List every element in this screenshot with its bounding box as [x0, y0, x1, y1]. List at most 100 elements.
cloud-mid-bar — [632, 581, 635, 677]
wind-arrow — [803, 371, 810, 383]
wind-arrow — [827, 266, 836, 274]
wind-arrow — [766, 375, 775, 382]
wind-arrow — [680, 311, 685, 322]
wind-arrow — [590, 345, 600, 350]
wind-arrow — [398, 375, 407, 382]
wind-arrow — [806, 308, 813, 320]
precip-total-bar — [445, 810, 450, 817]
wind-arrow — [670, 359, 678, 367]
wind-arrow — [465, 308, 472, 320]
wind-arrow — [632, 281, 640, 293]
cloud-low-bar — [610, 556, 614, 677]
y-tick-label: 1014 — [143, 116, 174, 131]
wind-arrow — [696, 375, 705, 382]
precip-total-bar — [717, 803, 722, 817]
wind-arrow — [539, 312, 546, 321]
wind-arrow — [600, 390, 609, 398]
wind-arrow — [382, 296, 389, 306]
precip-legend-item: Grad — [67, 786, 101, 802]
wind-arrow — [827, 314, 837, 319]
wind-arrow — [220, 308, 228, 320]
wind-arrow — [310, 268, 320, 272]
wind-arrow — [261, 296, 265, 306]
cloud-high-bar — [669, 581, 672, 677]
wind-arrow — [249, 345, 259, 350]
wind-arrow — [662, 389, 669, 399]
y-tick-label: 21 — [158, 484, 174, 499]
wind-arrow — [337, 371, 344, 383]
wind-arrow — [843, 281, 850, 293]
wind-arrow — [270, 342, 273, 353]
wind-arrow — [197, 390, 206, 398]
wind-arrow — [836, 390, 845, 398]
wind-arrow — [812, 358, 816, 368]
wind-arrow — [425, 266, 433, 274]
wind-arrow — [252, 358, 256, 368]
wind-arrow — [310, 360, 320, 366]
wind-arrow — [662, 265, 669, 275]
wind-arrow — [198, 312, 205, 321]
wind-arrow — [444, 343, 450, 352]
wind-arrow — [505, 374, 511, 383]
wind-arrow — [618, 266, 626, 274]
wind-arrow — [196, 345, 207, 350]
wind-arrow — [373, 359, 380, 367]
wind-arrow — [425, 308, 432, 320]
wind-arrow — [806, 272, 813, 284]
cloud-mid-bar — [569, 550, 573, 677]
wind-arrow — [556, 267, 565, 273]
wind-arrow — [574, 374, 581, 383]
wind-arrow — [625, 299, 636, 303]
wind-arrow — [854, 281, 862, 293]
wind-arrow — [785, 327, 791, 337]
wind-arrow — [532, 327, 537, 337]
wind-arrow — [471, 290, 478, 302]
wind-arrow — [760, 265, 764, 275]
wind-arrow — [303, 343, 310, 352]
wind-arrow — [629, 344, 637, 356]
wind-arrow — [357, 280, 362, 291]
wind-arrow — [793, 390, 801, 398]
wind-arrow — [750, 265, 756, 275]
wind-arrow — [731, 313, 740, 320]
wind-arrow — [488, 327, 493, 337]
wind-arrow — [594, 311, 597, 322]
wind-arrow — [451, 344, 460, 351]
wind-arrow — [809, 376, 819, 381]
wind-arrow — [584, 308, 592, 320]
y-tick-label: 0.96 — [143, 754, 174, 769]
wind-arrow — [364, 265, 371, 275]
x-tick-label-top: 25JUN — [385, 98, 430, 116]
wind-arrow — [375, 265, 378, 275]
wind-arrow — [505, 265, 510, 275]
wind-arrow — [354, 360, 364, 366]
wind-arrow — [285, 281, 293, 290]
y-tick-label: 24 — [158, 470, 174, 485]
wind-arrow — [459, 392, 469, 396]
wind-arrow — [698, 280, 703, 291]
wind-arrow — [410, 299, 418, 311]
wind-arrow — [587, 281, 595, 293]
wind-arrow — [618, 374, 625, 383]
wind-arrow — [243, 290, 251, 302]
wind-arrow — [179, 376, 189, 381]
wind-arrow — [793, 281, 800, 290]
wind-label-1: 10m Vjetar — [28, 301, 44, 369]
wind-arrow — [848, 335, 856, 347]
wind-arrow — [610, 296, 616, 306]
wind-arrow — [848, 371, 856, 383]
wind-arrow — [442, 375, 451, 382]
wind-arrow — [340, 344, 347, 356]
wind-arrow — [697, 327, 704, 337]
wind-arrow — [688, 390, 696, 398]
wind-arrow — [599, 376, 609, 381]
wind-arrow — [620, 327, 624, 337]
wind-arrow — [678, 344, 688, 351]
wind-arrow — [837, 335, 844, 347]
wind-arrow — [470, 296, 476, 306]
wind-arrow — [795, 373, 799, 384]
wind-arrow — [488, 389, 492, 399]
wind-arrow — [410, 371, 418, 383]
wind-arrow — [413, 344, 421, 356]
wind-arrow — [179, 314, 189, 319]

» **Written instruction**
Copy the records from their first line up to and including the line that contains "cloud-low-bar — [610, 556, 614, 677]", keeping every line unchanged.

» **Reply to the task**
List every element in this screenshot with its bounding box as [x0, y0, x1, y1]. List at most 100 elements.
cloud-mid-bar — [632, 581, 635, 677]
wind-arrow — [803, 371, 810, 383]
wind-arrow — [827, 266, 836, 274]
wind-arrow — [766, 375, 775, 382]
wind-arrow — [680, 311, 685, 322]
wind-arrow — [590, 345, 600, 350]
wind-arrow — [398, 375, 407, 382]
wind-arrow — [806, 308, 813, 320]
precip-total-bar — [445, 810, 450, 817]
wind-arrow — [670, 359, 678, 367]
wind-arrow — [465, 308, 472, 320]
wind-arrow — [632, 281, 640, 293]
cloud-low-bar — [610, 556, 614, 677]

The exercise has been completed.